[start]

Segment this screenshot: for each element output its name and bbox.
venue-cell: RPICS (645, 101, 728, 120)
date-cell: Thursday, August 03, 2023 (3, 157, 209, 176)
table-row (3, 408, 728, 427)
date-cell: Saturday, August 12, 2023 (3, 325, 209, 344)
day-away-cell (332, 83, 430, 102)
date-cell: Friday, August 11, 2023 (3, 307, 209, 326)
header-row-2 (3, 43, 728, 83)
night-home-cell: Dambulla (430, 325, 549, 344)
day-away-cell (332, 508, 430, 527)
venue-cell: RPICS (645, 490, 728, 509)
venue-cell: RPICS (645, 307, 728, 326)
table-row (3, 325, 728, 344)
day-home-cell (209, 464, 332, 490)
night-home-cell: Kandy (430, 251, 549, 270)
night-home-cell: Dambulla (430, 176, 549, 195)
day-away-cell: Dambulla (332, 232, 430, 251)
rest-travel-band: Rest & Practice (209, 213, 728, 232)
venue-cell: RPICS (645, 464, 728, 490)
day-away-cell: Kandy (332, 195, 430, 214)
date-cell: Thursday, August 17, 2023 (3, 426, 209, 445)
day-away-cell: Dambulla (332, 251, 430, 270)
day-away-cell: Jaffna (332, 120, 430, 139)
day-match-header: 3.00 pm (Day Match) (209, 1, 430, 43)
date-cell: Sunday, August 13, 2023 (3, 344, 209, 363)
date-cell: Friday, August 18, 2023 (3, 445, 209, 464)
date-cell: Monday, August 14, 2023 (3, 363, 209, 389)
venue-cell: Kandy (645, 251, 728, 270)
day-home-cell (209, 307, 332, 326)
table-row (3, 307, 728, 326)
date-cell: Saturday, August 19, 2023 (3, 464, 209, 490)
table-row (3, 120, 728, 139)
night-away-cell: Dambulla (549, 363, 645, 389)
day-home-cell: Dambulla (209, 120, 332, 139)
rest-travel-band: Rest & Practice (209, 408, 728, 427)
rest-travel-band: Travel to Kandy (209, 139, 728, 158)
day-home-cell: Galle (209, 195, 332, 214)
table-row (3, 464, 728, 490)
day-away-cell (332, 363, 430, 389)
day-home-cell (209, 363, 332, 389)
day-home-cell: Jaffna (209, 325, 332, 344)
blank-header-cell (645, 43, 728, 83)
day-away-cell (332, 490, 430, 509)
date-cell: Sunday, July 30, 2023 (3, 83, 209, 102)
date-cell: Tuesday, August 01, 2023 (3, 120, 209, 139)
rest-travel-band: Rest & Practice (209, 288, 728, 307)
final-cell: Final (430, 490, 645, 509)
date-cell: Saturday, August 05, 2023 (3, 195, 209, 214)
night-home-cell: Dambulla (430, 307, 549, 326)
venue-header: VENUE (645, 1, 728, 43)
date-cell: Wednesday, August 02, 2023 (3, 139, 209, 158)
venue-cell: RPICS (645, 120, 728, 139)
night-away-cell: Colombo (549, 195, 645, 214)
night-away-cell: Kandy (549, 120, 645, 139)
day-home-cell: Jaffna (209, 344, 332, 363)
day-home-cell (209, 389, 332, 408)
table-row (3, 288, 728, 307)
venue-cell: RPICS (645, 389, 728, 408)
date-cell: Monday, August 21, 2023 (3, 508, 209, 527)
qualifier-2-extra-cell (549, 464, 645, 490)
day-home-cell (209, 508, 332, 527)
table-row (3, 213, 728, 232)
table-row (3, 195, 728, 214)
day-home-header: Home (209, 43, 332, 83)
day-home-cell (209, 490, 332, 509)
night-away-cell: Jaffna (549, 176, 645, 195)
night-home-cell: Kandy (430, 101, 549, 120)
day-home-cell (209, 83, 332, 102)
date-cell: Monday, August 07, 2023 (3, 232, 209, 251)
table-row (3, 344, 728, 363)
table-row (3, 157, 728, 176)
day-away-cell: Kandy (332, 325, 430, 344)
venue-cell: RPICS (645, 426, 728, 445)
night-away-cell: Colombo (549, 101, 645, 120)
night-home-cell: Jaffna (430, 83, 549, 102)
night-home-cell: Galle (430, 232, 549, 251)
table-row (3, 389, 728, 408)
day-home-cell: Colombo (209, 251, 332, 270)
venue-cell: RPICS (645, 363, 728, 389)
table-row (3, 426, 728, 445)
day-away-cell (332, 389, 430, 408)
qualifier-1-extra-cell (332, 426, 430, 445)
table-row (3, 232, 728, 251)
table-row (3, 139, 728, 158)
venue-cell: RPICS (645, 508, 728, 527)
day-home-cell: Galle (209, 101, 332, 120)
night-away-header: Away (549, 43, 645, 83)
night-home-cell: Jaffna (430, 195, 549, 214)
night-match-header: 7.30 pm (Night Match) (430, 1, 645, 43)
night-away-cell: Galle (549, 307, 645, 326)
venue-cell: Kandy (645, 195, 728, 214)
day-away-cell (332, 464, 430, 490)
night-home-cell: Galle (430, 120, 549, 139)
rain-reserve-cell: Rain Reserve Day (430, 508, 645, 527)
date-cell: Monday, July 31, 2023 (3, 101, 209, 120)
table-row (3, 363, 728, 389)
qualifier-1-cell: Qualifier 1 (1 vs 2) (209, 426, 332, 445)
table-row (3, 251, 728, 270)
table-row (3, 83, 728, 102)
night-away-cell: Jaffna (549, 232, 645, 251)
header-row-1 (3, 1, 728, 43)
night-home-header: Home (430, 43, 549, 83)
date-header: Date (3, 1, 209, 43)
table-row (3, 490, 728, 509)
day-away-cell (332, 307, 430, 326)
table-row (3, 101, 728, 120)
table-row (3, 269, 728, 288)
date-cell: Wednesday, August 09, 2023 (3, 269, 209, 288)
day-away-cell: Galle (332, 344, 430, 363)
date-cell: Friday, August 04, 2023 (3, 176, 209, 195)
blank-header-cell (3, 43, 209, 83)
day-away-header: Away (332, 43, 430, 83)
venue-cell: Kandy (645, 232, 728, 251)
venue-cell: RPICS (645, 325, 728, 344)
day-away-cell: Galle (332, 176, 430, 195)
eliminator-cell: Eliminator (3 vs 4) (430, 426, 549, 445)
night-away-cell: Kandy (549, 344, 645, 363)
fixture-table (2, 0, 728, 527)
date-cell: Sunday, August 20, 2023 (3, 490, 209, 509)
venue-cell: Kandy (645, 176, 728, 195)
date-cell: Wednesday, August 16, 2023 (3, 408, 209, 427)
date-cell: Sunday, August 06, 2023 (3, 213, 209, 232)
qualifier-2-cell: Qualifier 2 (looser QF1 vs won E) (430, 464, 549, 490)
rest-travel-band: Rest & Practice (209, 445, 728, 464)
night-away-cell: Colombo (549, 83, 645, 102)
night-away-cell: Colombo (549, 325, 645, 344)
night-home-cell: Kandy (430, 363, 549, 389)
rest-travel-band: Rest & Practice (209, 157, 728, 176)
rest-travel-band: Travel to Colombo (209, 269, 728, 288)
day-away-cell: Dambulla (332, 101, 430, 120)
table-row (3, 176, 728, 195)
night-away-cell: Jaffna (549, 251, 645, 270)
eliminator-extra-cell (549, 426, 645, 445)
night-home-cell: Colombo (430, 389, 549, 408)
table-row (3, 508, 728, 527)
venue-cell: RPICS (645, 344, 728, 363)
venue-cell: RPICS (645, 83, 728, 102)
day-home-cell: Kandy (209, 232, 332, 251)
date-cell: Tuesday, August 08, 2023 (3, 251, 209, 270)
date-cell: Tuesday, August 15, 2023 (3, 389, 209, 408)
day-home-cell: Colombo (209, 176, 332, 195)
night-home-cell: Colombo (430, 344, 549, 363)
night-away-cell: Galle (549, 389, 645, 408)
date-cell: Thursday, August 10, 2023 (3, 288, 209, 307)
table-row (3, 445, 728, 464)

[end]

Work required =
Return all of the lines above without any changes, in the same order.

Response =
Segment this screenshot: for each element output its name and bbox.
venue-cell: RPICS (645, 101, 728, 120)
date-cell: Thursday, August 03, 2023 (3, 157, 209, 176)
table-row (3, 408, 728, 427)
date-cell: Saturday, August 12, 2023 (3, 325, 209, 344)
day-away-cell (332, 83, 430, 102)
date-cell: Friday, August 11, 2023 (3, 307, 209, 326)
header-row-2 (3, 43, 728, 83)
night-home-cell: Dambulla (430, 325, 549, 344)
day-away-cell (332, 508, 430, 527)
venue-cell: RPICS (645, 490, 728, 509)
venue-cell: RPICS (645, 307, 728, 326)
table-row (3, 325, 728, 344)
day-home-cell (209, 464, 332, 490)
night-home-cell: Kandy (430, 251, 549, 270)
night-home-cell: Dambulla (430, 176, 549, 195)
day-away-cell: Dambulla (332, 232, 430, 251)
rest-travel-band: Rest & Practice (209, 213, 728, 232)
venue-cell: RPICS (645, 464, 728, 490)
day-away-cell: Kandy (332, 195, 430, 214)
date-cell: Thursday, August 17, 2023 (3, 426, 209, 445)
day-away-cell: Dambulla (332, 251, 430, 270)
day-away-cell: Jaffna (332, 120, 430, 139)
day-match-header: 3.00 pm (Day Match) (209, 1, 430, 43)
date-cell: Sunday, August 13, 2023 (3, 344, 209, 363)
date-cell: Friday, August 18, 2023 (3, 445, 209, 464)
date-cell: Monday, August 14, 2023 (3, 363, 209, 389)
venue-cell: Kandy (645, 251, 728, 270)
day-home-cell (209, 307, 332, 326)
table-row (3, 307, 728, 326)
date-cell: Saturday, August 19, 2023 (3, 464, 209, 490)
table-row (3, 120, 728, 139)
night-away-cell: Dambulla (549, 363, 645, 389)
day-home-cell: Dambulla (209, 120, 332, 139)
rest-travel-band: Rest & Practice (209, 408, 728, 427)
rest-travel-band: Travel to Kandy (209, 139, 728, 158)
day-home-cell: Galle (209, 195, 332, 214)
table-row (3, 464, 728, 490)
day-away-cell (332, 363, 430, 389)
day-home-cell (209, 363, 332, 389)
day-home-cell: Jaffna (209, 325, 332, 344)
blank-header-cell (645, 43, 728, 83)
day-away-cell (332, 490, 430, 509)
date-cell: Sunday, July 30, 2023 (3, 83, 209, 102)
date-cell: Tuesday, August 01, 2023 (3, 120, 209, 139)
rest-travel-band: Rest & Practice (209, 288, 728, 307)
final-cell: Final (430, 490, 645, 509)
date-cell: Saturday, August 05, 2023 (3, 195, 209, 214)
night-home-cell: Dambulla (430, 307, 549, 326)
venue-header: VENUE (645, 1, 728, 43)
date-cell: Wednesday, August 02, 2023 (3, 139, 209, 158)
venue-cell: RPICS (645, 120, 728, 139)
night-away-cell: Colombo (549, 195, 645, 214)
night-away-cell: Kandy (549, 120, 645, 139)
day-home-cell: Jaffna (209, 344, 332, 363)
day-home-cell (209, 389, 332, 408)
table-row (3, 288, 728, 307)
venue-cell: RPICS (645, 389, 728, 408)
date-cell: Monday, August 21, 2023 (3, 508, 209, 527)
qualifier-2-extra-cell (549, 464, 645, 490)
day-home-cell (209, 508, 332, 527)
table-row (3, 213, 728, 232)
table-row (3, 195, 728, 214)
day-home-header: Home (209, 43, 332, 83)
day-home-cell (209, 490, 332, 509)
night-away-cell: Jaffna (549, 176, 645, 195)
night-home-cell: Kandy (430, 101, 549, 120)
day-home-cell (209, 83, 332, 102)
date-cell: Monday, August 07, 2023 (3, 232, 209, 251)
table-row (3, 344, 728, 363)
table-row (3, 157, 728, 176)
day-away-cell: Kandy (332, 325, 430, 344)
venue-cell: RPICS (645, 426, 728, 445)
night-away-cell: Colombo (549, 101, 645, 120)
night-home-cell: Jaffna (430, 83, 549, 102)
night-home-cell: Galle (430, 232, 549, 251)
table-row (3, 389, 728, 408)
day-home-cell: Colombo (209, 251, 332, 270)
venue-cell: RPICS (645, 363, 728, 389)
table-row (3, 426, 728, 445)
day-away-cell (332, 389, 430, 408)
qualifier-1-extra-cell (332, 426, 430, 445)
table-row (3, 232, 728, 251)
table-row (3, 139, 728, 158)
venue-cell: RPICS (645, 508, 728, 527)
day-home-cell: Galle (209, 101, 332, 120)
night-away-header: Away (549, 43, 645, 83)
night-home-cell: Jaffna (430, 195, 549, 214)
night-match-header: 7.30 pm (Night Match) (430, 1, 645, 43)
night-away-cell: Galle (549, 307, 645, 326)
venue-cell: Kandy (645, 195, 728, 214)
day-away-cell (332, 464, 430, 490)
night-home-cell: Galle (430, 120, 549, 139)
rain-reserve-cell: Rain Reserve Day (430, 508, 645, 527)
date-cell: Monday, July 31, 2023 (3, 101, 209, 120)
table-row (3, 363, 728, 389)
qualifier-1-cell: Qualifier 1 (1 vs 2) (209, 426, 332, 445)
table-row (3, 251, 728, 270)
table-row (3, 83, 728, 102)
night-away-cell: Jaffna (549, 232, 645, 251)
header-row-1 (3, 1, 728, 43)
night-home-header: Home (430, 43, 549, 83)
date-header: Date (3, 1, 209, 43)
table-row (3, 490, 728, 509)
day-away-cell (332, 307, 430, 326)
table-row (3, 101, 728, 120)
table-row (3, 269, 728, 288)
date-cell: Wednesday, August 09, 2023 (3, 269, 209, 288)
day-away-cell: Galle (332, 344, 430, 363)
date-cell: Friday, August 04, 2023 (3, 176, 209, 195)
blank-header-cell (3, 43, 209, 83)
day-away-header: Away (332, 43, 430, 83)
venue-cell: Kandy (645, 232, 728, 251)
venue-cell: RPICS (645, 325, 728, 344)
day-away-cell: Galle (332, 176, 430, 195)
eliminator-cell: Eliminator (3 vs 4) (430, 426, 549, 445)
night-away-cell: Kandy (549, 344, 645, 363)
fixture-table (2, 0, 728, 527)
date-cell: Sunday, August 20, 2023 (3, 490, 209, 509)
venue-cell: Kandy (645, 176, 728, 195)
date-cell: Wednesday, August 16, 2023 (3, 408, 209, 427)
date-cell: Sunday, August 06, 2023 (3, 213, 209, 232)
qualifier-2-cell: Qualifier 2 (looser QF1 vs won E) (430, 464, 549, 490)
rest-travel-band: Rest & Practice (209, 445, 728, 464)
night-away-cell: Colombo (549, 83, 645, 102)
night-away-cell: Colombo (549, 325, 645, 344)
night-home-cell: Kandy (430, 363, 549, 389)
rest-travel-band: Rest & Practice (209, 157, 728, 176)
rest-travel-band: Travel to Colombo (209, 269, 728, 288)
day-away-cell: Dambulla (332, 101, 430, 120)
table-row (3, 176, 728, 195)
night-away-cell: Jaffna (549, 251, 645, 270)
eliminator-extra-cell (549, 426, 645, 445)
night-home-cell: Colombo (430, 389, 549, 408)
table-row (3, 508, 728, 527)
venue-cell: RPICS (645, 344, 728, 363)
venue-cell: RPICS (645, 83, 728, 102)
day-home-cell: Kandy (209, 232, 332, 251)
date-cell: Tuesday, August 08, 2023 (3, 251, 209, 270)
date-cell: Tuesday, August 15, 2023 (3, 389, 209, 408)
day-home-cell: Colombo (209, 176, 332, 195)
night-home-cell: Colombo (430, 344, 549, 363)
night-away-cell: Galle (549, 389, 645, 408)
date-cell: Thursday, August 10, 2023 (3, 288, 209, 307)
table-row (3, 445, 728, 464)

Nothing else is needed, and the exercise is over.